### Written instruction
Of the lines in the entries below, state how many hold the word "ACTIVIDADES". Say nothing else.

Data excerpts

+ + + + + + +

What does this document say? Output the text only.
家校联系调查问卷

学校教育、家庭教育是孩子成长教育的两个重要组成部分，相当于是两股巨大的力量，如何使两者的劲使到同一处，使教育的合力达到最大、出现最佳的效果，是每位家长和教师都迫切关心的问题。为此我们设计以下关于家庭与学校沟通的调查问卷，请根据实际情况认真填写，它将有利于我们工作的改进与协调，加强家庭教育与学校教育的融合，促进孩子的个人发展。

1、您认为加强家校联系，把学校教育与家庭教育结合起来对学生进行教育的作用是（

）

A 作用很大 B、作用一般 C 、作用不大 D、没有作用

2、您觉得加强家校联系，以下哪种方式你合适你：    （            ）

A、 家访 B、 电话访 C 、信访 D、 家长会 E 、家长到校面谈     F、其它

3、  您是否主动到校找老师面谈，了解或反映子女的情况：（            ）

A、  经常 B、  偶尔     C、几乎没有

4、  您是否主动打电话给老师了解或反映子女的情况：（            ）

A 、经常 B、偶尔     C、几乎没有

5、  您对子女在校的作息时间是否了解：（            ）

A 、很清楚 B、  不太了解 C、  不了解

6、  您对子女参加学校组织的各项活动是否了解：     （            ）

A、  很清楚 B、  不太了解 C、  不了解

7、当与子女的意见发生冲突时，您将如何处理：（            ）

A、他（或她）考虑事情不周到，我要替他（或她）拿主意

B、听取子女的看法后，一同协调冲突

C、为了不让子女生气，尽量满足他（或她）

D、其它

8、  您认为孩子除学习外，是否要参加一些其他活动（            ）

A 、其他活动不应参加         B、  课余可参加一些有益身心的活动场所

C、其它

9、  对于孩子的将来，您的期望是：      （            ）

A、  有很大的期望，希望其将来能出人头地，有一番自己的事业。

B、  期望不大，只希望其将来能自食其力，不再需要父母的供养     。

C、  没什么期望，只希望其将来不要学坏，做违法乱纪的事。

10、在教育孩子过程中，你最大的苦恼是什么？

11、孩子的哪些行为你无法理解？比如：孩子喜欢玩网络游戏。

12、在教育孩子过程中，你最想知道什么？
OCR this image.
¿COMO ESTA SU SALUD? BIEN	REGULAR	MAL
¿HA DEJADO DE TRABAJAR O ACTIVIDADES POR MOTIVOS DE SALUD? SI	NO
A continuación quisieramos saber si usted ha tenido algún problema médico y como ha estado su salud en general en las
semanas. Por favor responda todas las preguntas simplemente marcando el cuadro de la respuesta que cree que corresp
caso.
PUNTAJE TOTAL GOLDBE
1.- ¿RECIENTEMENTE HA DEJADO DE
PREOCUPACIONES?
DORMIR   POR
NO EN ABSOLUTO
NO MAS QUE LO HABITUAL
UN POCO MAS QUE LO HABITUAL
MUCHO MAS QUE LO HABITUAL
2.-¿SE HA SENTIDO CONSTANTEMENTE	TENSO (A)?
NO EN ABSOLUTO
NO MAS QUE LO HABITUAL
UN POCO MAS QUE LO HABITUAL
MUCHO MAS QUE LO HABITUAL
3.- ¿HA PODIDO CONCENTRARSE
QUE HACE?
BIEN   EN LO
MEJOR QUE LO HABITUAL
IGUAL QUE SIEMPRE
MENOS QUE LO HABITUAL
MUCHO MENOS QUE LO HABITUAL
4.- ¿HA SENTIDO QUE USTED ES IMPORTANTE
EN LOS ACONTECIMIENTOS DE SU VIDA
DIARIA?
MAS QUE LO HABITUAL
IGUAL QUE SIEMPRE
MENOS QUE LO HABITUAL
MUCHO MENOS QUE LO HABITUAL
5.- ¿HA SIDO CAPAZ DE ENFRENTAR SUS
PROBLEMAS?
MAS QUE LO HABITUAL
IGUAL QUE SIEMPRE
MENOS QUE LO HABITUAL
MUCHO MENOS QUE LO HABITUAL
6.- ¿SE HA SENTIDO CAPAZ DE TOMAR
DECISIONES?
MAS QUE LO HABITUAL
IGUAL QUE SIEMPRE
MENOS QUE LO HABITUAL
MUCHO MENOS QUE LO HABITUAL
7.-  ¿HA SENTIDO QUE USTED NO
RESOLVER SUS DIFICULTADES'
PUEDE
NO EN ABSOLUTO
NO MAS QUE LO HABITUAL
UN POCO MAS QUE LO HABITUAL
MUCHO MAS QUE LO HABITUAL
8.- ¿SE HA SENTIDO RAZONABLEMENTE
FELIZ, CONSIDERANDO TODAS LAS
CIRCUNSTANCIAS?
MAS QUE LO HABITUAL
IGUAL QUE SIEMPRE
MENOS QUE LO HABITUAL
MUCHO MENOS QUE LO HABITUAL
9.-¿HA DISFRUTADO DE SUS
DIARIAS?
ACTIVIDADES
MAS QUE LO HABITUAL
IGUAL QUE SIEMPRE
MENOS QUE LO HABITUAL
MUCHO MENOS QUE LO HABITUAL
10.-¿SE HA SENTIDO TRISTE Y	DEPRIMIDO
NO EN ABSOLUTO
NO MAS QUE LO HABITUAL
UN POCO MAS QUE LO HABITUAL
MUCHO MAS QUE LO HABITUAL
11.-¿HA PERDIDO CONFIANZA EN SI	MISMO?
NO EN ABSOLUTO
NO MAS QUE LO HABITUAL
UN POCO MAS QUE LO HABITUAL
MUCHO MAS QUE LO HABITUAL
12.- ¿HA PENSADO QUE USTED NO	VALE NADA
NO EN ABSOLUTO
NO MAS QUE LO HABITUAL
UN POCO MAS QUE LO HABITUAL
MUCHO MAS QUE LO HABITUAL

+ + + + + + +

### Solution to this task
2